TASK BRIEF ▸
Write out the data again exactly, skipping every picture.

EXTRACTED INFORMATION ▸
+ + + + + + +

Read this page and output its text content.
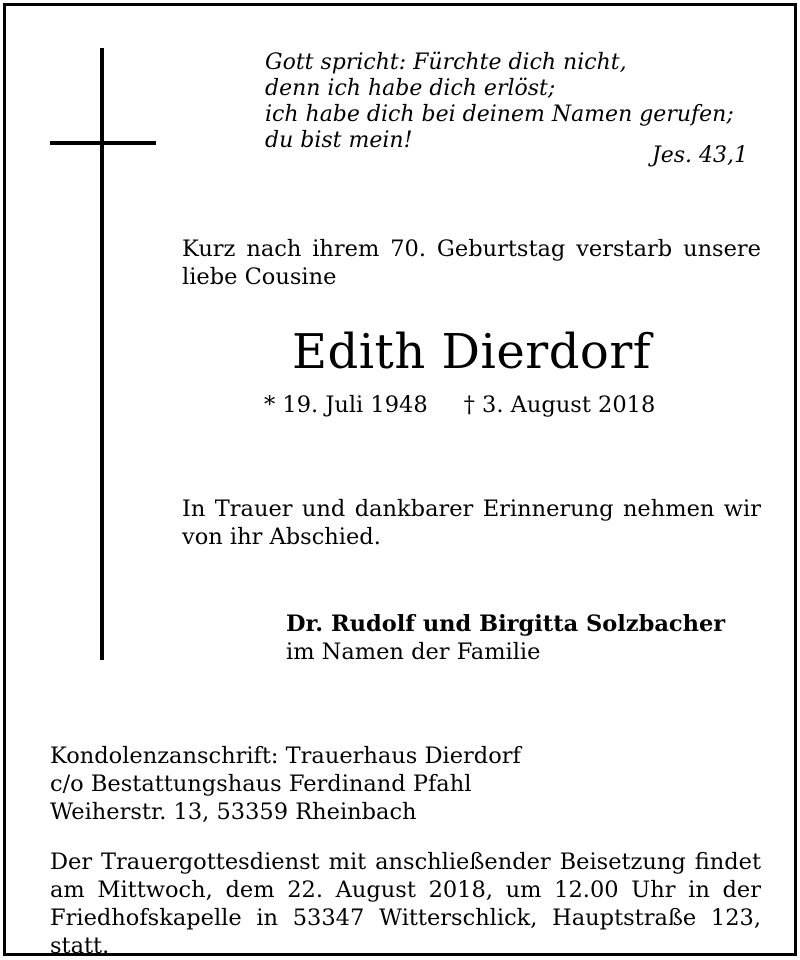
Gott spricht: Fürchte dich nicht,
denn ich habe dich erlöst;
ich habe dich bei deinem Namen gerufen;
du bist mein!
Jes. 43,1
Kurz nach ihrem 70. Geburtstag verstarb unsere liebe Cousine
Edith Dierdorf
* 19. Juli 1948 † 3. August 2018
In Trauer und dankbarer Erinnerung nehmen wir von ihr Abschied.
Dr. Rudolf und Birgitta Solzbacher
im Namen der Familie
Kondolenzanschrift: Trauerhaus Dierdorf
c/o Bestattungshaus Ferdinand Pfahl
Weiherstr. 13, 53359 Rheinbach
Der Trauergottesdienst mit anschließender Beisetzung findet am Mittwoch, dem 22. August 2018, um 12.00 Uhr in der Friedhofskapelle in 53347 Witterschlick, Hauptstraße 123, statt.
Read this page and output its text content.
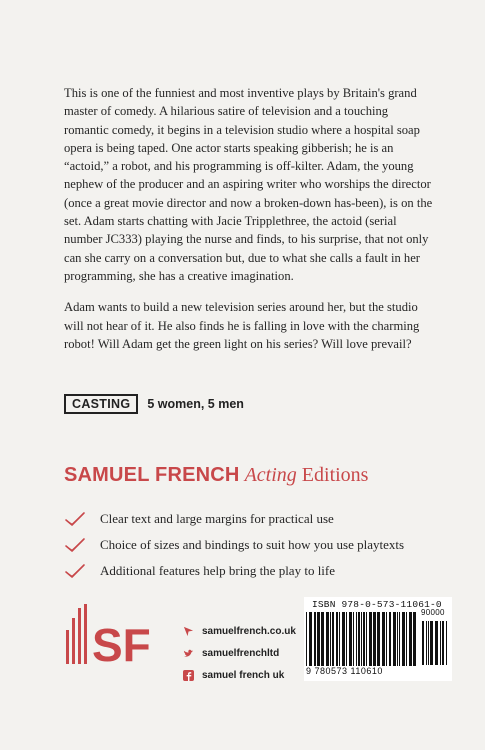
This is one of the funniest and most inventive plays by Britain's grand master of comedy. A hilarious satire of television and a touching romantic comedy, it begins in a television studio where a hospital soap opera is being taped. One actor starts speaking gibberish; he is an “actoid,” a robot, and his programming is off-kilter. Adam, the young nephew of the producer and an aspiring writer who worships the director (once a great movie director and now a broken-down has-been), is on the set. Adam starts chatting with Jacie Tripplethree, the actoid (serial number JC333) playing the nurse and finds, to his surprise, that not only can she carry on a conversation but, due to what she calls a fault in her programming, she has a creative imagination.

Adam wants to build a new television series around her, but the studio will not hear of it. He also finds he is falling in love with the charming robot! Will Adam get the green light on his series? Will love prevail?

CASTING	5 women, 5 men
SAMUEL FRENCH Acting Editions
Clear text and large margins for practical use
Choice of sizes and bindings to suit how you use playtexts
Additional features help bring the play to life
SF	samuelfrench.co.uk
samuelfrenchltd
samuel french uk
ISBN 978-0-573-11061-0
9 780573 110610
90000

+ + + + + + +

SOLUTION ▸
Read this page and output its text content.
Gott spricht: Fürchte dich nicht,
denn ich habe dich erlöst;
ich habe dich bei deinem Namen gerufen;
du bist mein!
Jes. 43,1
Kurz nach ihrem 70. Geburtstag verstarb unsere liebe Cousine
Edith Dierdorf
* 19. Juli 1948 † 3. August 2018
In Trauer und dankbarer Erinnerung nehmen wir von ihr Abschied.
Dr. Rudolf und Birgitta Solzbacher
im Namen der Familie
Kondolenzanschrift: Trauerhaus Dierdorf
c/o Bestattungshaus Ferdinand Pfahl
Weiherstr. 13, 53359 Rheinbach
Der Trauergottesdienst mit anschließender Beisetzung findet am Mittwoch, dem 22. August 2018, um 12.00 Uhr in der Friedhofskapelle in 53347 Witterschlick, Hauptstraße 123, statt.
Read this page and output its text content.
This is one of the funniest and most inventive plays by Britain's grand master of comedy. A hilarious satire of television and a touching romantic comedy, it begins in a television studio where a hospital soap opera is being taped. One actor starts speaking gibberish; he is an “actoid,” a robot, and his programming is off-kilter. Adam, the young nephew of the producer and an aspiring writer who worships the director (once a great movie director and now a broken-down has-been), is on the set. Adam starts chatting with Jacie Tripplethree, the actoid (serial number JC333) playing the nurse and finds, to his surprise, that not only can she carry on a conversation but, due to what she calls a fault in her programming, she has a creative imagination.

Adam wants to build a new television series around her, but the studio will not hear of it. He also finds he is falling in love with the charming robot! Will Adam get the green light on his series? Will love prevail?

CASTING	5 women, 5 men
SAMUEL FRENCH Acting Editions
Clear text and large margins for practical use
Choice of sizes and bindings to suit how you use playtexts
Additional features help bring the play to life
SF	samuelfrench.co.uk
samuelfrenchltd
samuel french uk
ISBN 978-0-573-11061-0
9 780573 110610
90000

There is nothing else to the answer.